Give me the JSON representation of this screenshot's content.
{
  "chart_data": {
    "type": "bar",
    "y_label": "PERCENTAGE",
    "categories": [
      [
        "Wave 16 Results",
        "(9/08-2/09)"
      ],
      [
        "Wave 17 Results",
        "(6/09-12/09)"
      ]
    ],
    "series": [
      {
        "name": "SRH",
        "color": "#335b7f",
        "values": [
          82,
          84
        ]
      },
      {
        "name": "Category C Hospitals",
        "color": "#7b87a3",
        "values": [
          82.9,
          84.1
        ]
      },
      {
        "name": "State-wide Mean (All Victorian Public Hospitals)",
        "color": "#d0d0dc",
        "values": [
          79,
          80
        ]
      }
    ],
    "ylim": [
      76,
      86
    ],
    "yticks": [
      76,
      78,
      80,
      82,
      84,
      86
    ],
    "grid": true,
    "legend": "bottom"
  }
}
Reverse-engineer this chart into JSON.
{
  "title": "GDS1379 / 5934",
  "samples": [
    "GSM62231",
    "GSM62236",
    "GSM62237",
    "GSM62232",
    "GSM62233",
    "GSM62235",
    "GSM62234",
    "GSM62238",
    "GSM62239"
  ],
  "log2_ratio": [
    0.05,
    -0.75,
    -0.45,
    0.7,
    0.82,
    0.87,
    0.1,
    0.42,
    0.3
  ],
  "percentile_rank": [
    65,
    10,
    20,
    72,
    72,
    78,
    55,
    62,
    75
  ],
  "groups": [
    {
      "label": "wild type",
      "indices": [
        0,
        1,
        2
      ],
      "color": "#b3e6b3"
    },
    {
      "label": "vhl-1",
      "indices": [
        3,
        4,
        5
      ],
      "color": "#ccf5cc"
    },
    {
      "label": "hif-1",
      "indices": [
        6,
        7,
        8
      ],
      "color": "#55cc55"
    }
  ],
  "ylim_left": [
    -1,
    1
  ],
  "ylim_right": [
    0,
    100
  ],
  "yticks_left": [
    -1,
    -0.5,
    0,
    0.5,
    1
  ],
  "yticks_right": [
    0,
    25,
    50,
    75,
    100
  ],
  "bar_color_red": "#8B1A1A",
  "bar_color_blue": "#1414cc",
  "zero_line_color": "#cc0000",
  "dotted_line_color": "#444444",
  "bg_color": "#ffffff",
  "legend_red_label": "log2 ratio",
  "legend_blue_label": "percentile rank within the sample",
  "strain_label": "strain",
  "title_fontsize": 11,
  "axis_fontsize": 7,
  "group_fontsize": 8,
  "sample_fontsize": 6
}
----
• Exercise:
Nothing should be left out: repeat all of the data exactly.

• The solution:
Give me the JSON representation of this screenshot's content.
{
  "chart_data": {
    "type": "bar",
    "y_label": "PERCENTAGE",
    "categories": [
      [
        "Wave 16 Results",
        "(9/08-2/09)"
      ],
      [
        "Wave 17 Results",
        "(6/09-12/09)"
      ]
    ],
    "series": [
      {
        "name": "SRH",
        "color": "#335b7f",
        "values": [
          82,
          84
        ]
      },
      {
        "name": "Category C Hospitals",
        "color": "#7b87a3",
        "values": [
          82.9,
          84.1
        ]
      },
      {
        "name": "State-wide Mean (All Victorian Public Hospitals)",
        "color": "#d0d0dc",
        "values": [
          79,
          80
        ]
      }
    ],
    "ylim": [
      76,
      86
    ],
    "yticks": [
      76,
      78,
      80,
      82,
      84,
      86
    ],
    "grid": true,
    "legend": "bottom"
  }
}
Reverse-engineer this chart into JSON.
{
  "title": "GDS1379 / 5934",
  "samples": [
    "GSM62231",
    "GSM62236",
    "GSM62237",
    "GSM62232",
    "GSM62233",
    "GSM62235",
    "GSM62234",
    "GSM62238",
    "GSM62239"
  ],
  "log2_ratio": [
    0.05,
    -0.75,
    -0.45,
    0.7,
    0.82,
    0.87,
    0.1,
    0.42,
    0.3
  ],
  "percentile_rank": [
    65,
    10,
    20,
    72,
    72,
    78,
    55,
    62,
    75
  ],
  "groups": [
    {
      "label": "wild type",
      "indices": [
        0,
        1,
        2
      ],
      "color": "#b3e6b3"
    },
    {
      "label": "vhl-1",
      "indices": [
        3,
        4,
        5
      ],
      "color": "#ccf5cc"
    },
    {
      "label": "hif-1",
      "indices": [
        6,
        7,
        8
      ],
      "color": "#55cc55"
    }
  ],
  "ylim_left": [
    -1,
    1
  ],
  "ylim_right": [
    0,
    100
  ],
  "yticks_left": [
    -1,
    -0.5,
    0,
    0.5,
    1
  ],
  "yticks_right": [
    0,
    25,
    50,
    75,
    100
  ],
  "bar_color_red": "#8B1A1A",
  "bar_color_blue": "#1414cc",
  "zero_line_color": "#cc0000",
  "dotted_line_color": "#444444",
  "bg_color": "#ffffff",
  "legend_red_label": "log2 ratio",
  "legend_blue_label": "percentile rank within the sample",
  "strain_label": "strain",
  "title_fontsize": 11,
  "axis_fontsize": 7,
  "group_fontsize": 8,
  "sample_fontsize": 6
}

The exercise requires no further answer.